# [What you are asked to do]
Drop every picture and give the entries back exactly.

Saved data entries
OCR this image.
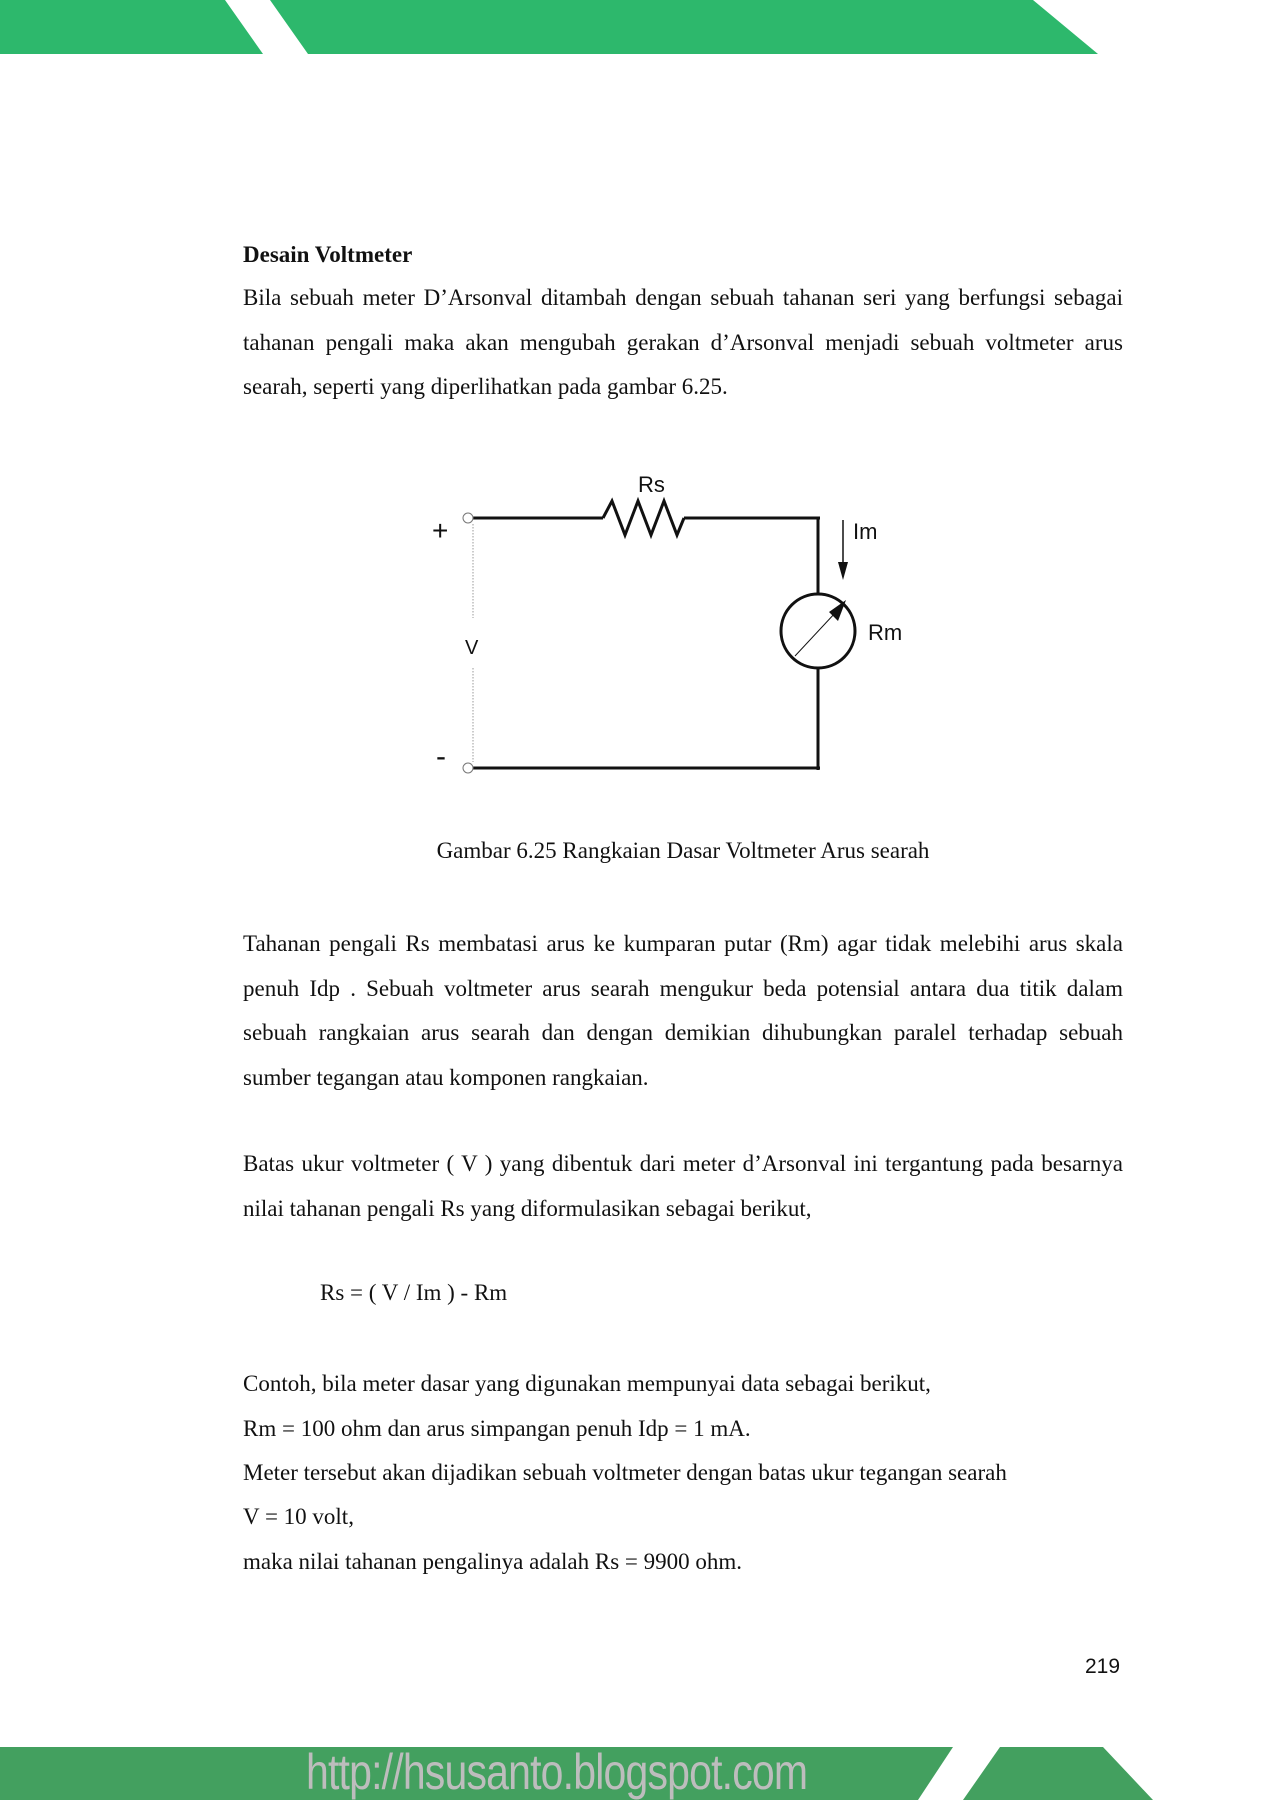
Desain Voltmeter

Bila sebuah meter D’Arsonval ditambah dengan sebuah tahanan seri yang berfungsi sebagai tahanan pengali maka akan mengubah gerakan d’Arsonval menjadi sebuah voltmeter arus searah, seperti yang diperlihatkan pada gambar 6.25.

Rs
Im
Rm
V
+
-
Gambar 6.25 Rangkaian Dasar Voltmeter Arus searah

Tahanan pengali Rs membatasi arus ke kumparan putar (Rm) agar tidak melebihi arus skala penuh Idp . Sebuah voltmeter arus searah mengukur beda potensial antara dua titik dalam sebuah rangkaian arus searah dan dengan demikian dihubungkan paralel terhadap sebuah sumber tegangan atau komponen rangkaian.

Batas ukur voltmeter ( V ) yang dibentuk dari meter d’Arsonval ini tergantung pada besarnya nilai tahanan pengali Rs yang diformulasikan sebagai berikut,

Rs = ( V / Im ) - Rm
Contoh, bila meter dasar yang digunakan mempunyai data sebagai berikut,
Rm = 100 ohm dan arus simpangan penuh Idp = 1 mA.
Meter tersebut akan dijadikan sebuah voltmeter dengan batas ukur tegangan searah
V = 10 volt,
maka nilai tahanan pengalinya adalah Rs = 9900 ohm.
219
http://hsusanto.blogspot.com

# [Problem solution]
OCR this image.
Desain Voltmeter

Bila sebuah meter D’Arsonval ditambah dengan sebuah tahanan seri yang berfungsi sebagai tahanan pengali maka akan mengubah gerakan d’Arsonval menjadi sebuah voltmeter arus searah, seperti yang diperlihatkan pada gambar 6.25.

Rs
Im
Rm
V
+
-
Gambar 6.25 Rangkaian Dasar Voltmeter Arus searah

Tahanan pengali Rs membatasi arus ke kumparan putar (Rm) agar tidak melebihi arus skala penuh Idp . Sebuah voltmeter arus searah mengukur beda potensial antara dua titik dalam sebuah rangkaian arus searah dan dengan demikian dihubungkan paralel terhadap sebuah sumber tegangan atau komponen rangkaian.

Batas ukur voltmeter ( V ) yang dibentuk dari meter d’Arsonval ini tergantung pada besarnya nilai tahanan pengali Rs yang diformulasikan sebagai berikut,

Rs = ( V / Im ) - Rm
Contoh, bila meter dasar yang digunakan mempunyai data sebagai berikut,
Rm = 100 ohm dan arus simpangan penuh Idp = 1 mA.
Meter tersebut akan dijadikan sebuah voltmeter dengan batas ukur tegangan searah
V = 10 volt,
maka nilai tahanan pengalinya adalah Rs = 9900 ohm.
219
http://hsusanto.blogspot.com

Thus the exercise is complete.